> Passage
The acquisition-related expenditure and amortisation of
acquisition-related intangible assets have been charged to the
Consolidated Income Statement as specific adjusting items.
Research and Development
The Group continues to invest in Research and Development
('R&D'), and spent GBP9.4m (2015: GBP9.8m) before government
grant income of GBP1.3m (2015: GBP1.1m). This includes costs
capitalised in accordance with IFRS of GBP3.2m (2015: GBP4.2m) in
respect of continued development expenditure on a range of product
developments around the Group and reflects our continued focus on
development activity within Europe and the US.
Net finance costs
Finance income was GBP0.3m (2015: GBP0.2m), which is similar to
the prior year, but finance costs were GBP2.2m (2015: GBP1.1m),
giving net finance costs of GBP1.9m (2015: GBP0.9m). Finance costs
were higher as a result of interest payments on the Group's loan
facilities drawn at the end of the previous financial year,
primarily in order to fund the LR Rail acquisition.
Taxation
The new Research and Development Expenditure Credit ('RDEC')
became mandatory from 1 April 2016 and the Group adopted RDEC from
1 July 2015. Under the new regime, the current year R&D credit
is no longer a tax incentive that benefits the corporation tax line
in the Consolidated Income Statement, but is instead treated as
grant income to offset R&D expenditure within operating profit,
increasing profit before tax, its associated tax charge and the
effective rate of tax.
In addition, applications have been revised during the current
year in respect of accounting years ended 30 June 2014 and 30 June
2015, which were open under the new RDEC regime, generating GBP1.5m
of non-recurring income. These applications have also been treated
as grant income but disclosed as a specific adjusting item as no
associated qualifying R&D expenditure has been incurred in the
current year against which the grant income in respect of prior
years can be offset.
The total current year R&D credit as a result of adopting
RDEC from 1 July 2015 is GBP5.4m which has a corresponding
favourable impact on profit before tax.
The total tax charge for the year was GBP7.4m (2015: GBP4.3m),
but primarily as a result of the Group's adoption of RDEC, the
total effective rate of tax has increased to 22.4% (2015:
18.8%).
The Directors have considered the recoverability of the existing
deferred tax assets of GBP3.6m (2015: GBP3.1m) and GBP4.9m (2015:
GBP4.7m) which exist in Germany and the US, respectively, and
remain satisfied that it is probable that sufficient taxable
profits will be generated in the future, against which the
recognised assets can be utilised. Consistent with the prior year,
a deferred tax asset has not been recognised for the current year
tax losses within the consolidated tax group controlled by Ricardo
GmbH, within which Ricardo Deutschland GmbH is the primary trading
entity.
Earnings per share
Basic earnings per share increased by 37% to 48.6p (2015:
35.6p). The Directors consider that an underlying earnings per
share provides a more useful indication of underlying performance
and trends over time. Underlying basic earnings per share for the
year increased by 30% to 55.2p (2015: 42.4p). On an organic basis,
underlying basic earnings per share increased by 10%.

> What this task involves
Copy the financial results passage word for word, starting with "became mandatory from" and going on through "rate of tax.". None of this material is needed.

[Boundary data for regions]
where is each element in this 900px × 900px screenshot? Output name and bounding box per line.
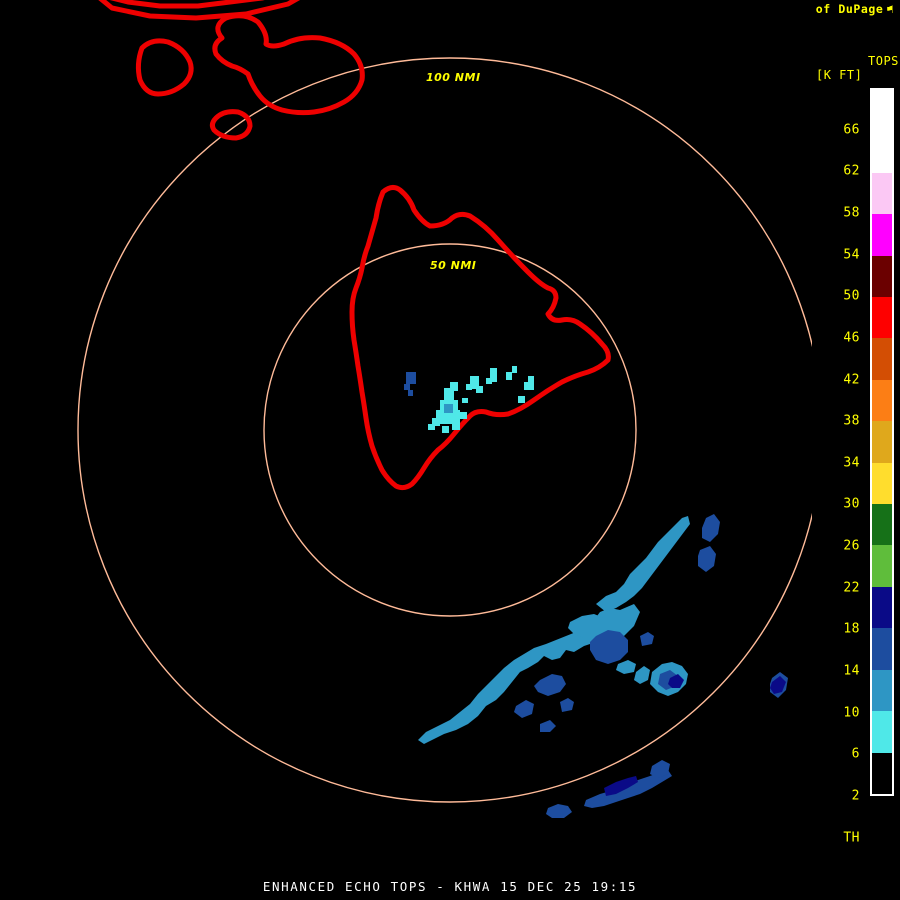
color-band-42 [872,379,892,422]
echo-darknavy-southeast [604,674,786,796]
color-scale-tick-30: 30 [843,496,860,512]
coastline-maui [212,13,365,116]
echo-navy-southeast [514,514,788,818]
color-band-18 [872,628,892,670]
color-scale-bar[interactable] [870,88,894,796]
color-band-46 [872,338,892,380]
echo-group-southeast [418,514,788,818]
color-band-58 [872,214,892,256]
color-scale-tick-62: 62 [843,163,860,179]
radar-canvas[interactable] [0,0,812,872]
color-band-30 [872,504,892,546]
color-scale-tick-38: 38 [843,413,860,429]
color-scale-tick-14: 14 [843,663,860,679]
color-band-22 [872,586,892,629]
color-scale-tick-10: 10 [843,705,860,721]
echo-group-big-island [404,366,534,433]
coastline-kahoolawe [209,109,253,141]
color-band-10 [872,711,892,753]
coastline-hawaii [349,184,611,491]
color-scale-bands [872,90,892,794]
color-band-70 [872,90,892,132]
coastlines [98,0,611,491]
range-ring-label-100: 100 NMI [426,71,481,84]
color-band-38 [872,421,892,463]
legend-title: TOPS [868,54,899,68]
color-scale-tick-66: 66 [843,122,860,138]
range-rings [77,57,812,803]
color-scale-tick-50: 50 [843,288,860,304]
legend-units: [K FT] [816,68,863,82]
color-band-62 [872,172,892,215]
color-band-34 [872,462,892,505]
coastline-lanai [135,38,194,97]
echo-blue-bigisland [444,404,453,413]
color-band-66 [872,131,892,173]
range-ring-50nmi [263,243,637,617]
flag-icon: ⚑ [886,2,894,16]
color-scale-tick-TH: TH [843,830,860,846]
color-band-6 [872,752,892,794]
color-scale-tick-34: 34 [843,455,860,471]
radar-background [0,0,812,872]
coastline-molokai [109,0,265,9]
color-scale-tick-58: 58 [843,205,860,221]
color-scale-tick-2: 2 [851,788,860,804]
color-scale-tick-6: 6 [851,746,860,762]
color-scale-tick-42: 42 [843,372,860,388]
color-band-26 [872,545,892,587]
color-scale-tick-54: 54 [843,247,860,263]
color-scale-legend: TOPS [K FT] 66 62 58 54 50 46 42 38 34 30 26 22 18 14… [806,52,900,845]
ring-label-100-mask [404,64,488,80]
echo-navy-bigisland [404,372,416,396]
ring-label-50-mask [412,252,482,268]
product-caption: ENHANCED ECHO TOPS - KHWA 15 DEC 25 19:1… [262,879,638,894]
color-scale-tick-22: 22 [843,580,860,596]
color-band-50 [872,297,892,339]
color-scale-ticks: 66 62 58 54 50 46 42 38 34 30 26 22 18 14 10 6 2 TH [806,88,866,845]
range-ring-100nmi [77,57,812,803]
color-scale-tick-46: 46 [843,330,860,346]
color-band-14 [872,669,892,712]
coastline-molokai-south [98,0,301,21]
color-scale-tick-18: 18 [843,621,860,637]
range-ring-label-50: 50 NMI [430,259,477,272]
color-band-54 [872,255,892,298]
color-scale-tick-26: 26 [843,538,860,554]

> Answer to this problem
became mandatory from 1 April 2016 and the Group adopted RDEC from
1 July 2015. Under the new regime, the current year R&D credit
is no longer a tax incentive that benefits the corporation tax line
in the Consolidated Income Statement, but is instead treated as
grant income to offset R&D expenditure within operating profit,
increasing profit before tax, its associated tax charge and the
effective rate of tax.